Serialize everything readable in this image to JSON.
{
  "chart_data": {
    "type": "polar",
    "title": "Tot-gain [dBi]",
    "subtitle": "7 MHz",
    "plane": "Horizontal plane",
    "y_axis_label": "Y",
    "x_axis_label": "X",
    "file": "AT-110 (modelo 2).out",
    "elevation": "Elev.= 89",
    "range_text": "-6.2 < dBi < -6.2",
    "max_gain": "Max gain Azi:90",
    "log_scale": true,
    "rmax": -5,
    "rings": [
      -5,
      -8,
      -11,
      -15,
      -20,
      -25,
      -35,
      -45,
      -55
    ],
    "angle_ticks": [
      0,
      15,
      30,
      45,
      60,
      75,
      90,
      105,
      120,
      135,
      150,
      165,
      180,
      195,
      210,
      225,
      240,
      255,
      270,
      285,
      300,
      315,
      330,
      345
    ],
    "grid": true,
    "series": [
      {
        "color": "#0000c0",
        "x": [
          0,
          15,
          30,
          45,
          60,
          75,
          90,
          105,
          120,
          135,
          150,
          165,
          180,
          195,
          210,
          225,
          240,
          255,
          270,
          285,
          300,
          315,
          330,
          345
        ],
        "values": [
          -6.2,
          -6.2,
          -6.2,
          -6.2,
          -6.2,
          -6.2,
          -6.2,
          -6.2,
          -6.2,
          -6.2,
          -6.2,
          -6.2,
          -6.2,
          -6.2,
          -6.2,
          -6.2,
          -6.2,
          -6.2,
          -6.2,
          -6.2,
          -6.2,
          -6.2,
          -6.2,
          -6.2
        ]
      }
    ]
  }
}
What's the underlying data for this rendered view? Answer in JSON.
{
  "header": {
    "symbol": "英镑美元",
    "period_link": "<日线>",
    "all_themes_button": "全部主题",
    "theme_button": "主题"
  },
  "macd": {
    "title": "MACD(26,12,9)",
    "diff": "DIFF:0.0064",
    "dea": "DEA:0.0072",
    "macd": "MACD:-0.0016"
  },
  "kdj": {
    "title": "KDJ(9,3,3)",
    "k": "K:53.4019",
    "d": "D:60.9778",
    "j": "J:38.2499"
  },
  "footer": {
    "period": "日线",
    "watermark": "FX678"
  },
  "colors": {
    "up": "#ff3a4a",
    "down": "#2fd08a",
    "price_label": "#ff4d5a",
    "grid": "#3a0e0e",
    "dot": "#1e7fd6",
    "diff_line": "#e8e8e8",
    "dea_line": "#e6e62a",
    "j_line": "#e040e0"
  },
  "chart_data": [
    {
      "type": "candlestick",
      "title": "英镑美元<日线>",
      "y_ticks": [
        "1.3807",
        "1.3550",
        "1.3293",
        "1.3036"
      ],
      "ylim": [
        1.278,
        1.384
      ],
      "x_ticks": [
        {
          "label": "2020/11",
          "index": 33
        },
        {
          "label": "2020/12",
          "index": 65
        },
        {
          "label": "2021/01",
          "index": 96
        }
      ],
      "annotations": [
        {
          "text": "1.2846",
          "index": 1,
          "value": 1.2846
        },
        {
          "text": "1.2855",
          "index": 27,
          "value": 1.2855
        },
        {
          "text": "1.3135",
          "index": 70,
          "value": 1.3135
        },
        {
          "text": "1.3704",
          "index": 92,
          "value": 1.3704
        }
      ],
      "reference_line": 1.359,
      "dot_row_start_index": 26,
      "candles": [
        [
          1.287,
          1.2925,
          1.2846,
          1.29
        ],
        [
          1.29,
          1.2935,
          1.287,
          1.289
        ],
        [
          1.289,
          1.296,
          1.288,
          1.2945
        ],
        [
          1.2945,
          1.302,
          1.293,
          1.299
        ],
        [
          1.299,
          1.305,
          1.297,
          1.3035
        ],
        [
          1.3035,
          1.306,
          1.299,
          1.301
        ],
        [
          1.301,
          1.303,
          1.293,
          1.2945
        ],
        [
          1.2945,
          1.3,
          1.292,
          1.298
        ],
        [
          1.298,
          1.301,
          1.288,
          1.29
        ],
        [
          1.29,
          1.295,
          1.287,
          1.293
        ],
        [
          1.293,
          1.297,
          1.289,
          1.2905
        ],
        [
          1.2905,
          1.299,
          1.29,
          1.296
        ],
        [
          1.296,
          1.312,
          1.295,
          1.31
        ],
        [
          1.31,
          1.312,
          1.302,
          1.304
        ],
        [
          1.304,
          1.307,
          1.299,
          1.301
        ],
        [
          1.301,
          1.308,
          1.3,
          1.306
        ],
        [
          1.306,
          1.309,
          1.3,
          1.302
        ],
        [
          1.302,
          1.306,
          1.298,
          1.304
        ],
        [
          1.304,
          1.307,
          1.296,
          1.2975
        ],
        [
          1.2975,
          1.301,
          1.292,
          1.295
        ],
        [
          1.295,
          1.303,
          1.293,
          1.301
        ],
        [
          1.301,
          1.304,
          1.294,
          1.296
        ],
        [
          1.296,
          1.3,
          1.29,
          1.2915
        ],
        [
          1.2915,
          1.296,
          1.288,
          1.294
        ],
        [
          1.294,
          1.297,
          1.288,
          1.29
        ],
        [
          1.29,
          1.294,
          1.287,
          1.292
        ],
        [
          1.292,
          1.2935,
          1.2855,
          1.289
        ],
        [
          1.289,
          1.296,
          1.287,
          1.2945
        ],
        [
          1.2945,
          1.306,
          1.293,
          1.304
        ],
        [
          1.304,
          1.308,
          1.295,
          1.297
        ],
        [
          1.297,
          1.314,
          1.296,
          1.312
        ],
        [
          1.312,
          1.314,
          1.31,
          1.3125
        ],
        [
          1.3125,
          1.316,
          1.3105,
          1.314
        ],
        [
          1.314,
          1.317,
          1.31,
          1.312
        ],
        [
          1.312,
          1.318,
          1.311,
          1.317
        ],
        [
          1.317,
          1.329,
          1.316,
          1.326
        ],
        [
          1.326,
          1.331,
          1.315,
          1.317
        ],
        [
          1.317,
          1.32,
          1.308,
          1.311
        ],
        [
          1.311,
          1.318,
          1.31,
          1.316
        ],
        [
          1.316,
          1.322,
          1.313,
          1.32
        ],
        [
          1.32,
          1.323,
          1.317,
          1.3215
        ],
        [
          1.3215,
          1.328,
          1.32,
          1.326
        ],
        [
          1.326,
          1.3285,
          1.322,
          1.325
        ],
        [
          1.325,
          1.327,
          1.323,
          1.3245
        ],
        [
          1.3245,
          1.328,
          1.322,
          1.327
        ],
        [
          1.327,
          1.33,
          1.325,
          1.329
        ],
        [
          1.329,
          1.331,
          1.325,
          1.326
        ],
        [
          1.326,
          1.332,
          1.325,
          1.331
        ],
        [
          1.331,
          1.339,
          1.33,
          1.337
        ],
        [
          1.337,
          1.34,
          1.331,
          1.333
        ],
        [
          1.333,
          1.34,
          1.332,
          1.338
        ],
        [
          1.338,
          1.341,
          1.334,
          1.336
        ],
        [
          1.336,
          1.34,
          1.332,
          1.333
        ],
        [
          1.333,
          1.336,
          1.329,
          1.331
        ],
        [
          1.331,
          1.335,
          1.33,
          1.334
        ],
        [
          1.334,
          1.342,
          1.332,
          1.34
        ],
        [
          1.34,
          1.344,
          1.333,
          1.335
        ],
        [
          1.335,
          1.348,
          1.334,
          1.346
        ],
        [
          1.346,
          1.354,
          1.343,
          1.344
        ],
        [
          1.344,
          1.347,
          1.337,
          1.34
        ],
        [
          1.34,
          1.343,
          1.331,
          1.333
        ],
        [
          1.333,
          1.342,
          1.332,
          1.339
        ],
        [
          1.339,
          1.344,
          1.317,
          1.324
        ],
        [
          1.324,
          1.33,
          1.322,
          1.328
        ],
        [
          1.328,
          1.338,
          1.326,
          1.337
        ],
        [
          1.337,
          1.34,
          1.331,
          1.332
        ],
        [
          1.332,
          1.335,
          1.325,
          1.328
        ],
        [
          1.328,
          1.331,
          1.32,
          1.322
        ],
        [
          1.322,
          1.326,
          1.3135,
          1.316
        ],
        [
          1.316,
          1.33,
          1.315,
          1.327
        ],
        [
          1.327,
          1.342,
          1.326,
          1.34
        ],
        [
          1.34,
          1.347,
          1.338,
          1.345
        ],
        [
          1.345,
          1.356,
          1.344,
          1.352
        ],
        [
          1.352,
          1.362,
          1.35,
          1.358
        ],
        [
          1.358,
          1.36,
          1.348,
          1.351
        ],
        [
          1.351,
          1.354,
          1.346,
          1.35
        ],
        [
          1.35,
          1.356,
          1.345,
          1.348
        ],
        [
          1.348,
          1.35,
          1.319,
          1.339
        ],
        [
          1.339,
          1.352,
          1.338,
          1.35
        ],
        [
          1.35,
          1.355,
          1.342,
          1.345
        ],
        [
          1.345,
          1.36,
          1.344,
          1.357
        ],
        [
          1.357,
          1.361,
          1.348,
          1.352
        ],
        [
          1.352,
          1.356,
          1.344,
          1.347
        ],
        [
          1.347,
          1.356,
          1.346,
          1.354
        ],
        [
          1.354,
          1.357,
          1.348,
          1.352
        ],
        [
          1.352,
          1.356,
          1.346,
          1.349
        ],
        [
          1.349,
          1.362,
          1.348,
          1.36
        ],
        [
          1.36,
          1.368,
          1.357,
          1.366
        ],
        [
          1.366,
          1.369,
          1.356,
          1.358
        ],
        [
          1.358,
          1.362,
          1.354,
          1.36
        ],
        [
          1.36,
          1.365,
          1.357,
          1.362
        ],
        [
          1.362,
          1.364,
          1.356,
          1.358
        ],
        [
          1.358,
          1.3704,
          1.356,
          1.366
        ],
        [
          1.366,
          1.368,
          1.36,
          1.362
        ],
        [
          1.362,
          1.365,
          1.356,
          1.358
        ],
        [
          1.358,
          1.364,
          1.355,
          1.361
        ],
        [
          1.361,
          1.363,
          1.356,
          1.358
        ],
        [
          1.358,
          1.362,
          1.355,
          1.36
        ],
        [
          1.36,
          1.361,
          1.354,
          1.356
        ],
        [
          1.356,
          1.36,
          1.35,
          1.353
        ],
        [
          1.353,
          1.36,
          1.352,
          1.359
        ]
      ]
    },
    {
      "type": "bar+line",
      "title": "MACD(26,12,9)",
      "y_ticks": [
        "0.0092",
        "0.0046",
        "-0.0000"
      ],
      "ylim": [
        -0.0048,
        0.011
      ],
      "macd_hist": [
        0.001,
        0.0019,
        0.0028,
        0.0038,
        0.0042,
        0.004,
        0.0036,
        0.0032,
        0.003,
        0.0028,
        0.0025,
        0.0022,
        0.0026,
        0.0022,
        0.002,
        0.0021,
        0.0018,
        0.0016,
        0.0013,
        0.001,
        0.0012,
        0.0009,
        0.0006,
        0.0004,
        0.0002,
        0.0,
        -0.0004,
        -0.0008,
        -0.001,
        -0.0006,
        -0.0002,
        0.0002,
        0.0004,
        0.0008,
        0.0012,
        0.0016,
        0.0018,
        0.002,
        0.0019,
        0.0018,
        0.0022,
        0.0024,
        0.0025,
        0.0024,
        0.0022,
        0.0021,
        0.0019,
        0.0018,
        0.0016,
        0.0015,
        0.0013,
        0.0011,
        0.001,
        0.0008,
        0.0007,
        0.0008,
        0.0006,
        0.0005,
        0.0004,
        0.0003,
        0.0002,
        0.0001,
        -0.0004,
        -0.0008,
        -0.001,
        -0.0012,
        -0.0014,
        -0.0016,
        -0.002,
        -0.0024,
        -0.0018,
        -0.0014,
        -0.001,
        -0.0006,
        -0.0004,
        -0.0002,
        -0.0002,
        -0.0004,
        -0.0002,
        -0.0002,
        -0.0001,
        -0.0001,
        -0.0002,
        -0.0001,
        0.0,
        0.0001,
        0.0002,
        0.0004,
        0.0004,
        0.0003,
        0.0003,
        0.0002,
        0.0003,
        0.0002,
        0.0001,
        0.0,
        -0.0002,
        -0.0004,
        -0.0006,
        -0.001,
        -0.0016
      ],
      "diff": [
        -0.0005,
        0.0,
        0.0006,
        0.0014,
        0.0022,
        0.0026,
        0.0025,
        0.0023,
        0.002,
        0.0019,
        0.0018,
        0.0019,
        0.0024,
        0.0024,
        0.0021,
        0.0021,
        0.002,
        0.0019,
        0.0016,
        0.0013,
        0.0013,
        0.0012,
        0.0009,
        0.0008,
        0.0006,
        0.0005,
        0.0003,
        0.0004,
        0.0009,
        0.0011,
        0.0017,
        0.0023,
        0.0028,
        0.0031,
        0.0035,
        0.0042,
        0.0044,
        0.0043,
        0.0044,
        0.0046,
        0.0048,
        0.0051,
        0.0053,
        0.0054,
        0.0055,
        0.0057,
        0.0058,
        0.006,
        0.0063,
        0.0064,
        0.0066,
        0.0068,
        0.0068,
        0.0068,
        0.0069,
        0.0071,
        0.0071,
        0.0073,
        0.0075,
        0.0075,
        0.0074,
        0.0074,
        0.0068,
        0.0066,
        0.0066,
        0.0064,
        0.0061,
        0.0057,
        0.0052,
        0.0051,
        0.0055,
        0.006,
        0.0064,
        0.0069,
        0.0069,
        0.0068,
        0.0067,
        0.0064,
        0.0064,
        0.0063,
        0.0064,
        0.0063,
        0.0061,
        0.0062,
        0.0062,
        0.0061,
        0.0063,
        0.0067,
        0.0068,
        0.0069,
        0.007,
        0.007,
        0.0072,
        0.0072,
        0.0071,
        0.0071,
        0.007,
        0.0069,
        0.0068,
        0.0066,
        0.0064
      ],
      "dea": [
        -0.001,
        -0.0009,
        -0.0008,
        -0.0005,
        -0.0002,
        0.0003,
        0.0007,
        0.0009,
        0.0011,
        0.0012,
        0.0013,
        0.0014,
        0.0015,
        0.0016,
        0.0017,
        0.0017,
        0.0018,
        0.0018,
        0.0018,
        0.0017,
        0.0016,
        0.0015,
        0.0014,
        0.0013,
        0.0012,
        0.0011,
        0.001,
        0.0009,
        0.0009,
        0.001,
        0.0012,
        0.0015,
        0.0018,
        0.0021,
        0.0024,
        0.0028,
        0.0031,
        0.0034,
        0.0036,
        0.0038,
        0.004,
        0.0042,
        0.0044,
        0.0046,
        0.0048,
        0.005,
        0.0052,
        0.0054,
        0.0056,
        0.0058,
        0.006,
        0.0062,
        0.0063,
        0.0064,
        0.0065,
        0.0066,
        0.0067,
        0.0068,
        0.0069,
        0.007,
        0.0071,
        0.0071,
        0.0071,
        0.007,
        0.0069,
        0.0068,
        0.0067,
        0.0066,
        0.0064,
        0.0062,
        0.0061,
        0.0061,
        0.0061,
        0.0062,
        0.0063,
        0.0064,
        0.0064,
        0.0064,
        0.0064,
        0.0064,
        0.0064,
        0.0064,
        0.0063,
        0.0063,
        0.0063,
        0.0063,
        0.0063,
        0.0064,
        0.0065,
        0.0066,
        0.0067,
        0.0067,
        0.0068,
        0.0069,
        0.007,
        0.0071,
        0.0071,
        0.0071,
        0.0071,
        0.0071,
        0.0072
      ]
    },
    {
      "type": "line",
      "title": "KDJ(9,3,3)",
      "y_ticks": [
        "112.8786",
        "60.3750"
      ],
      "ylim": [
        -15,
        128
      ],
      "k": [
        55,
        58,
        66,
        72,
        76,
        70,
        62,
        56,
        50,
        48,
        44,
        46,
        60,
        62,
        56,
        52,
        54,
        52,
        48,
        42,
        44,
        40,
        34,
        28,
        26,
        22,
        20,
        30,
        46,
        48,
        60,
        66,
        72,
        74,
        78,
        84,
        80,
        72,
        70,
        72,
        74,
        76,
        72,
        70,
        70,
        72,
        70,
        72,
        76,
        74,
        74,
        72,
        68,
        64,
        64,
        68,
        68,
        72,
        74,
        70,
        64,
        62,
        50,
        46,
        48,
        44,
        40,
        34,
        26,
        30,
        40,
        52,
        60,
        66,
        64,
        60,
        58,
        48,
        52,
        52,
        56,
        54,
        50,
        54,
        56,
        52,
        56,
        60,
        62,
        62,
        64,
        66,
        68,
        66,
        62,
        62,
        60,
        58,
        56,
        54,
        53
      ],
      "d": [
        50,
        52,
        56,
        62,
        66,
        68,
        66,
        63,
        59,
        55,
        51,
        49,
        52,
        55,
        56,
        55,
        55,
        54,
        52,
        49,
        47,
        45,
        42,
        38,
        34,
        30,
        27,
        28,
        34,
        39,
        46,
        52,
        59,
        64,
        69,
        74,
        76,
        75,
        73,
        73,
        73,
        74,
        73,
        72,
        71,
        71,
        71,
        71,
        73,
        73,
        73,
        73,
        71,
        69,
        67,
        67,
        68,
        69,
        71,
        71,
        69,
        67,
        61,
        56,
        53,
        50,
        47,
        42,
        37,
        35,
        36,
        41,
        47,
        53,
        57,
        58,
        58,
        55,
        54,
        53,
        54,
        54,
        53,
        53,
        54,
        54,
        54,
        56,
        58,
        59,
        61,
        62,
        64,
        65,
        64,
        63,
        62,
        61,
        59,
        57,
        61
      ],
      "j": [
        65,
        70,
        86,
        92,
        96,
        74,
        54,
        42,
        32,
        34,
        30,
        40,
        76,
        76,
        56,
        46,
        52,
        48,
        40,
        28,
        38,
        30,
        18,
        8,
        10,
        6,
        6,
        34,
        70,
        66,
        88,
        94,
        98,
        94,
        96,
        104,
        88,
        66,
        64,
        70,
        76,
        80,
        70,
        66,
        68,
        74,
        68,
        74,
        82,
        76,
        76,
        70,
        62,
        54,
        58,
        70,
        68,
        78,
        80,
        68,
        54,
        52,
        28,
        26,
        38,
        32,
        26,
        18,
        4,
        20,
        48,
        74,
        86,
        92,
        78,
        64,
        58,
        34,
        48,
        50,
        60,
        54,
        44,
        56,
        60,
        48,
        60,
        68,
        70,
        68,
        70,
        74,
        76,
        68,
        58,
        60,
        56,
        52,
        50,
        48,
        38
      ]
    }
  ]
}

Goal of the exercise |
Extract each line from the listing that holds the word "JSON".

Result for this task |
Serialize everything readable in this image to JSON.
What's the underlying data for this rendered view? Answer in JSON.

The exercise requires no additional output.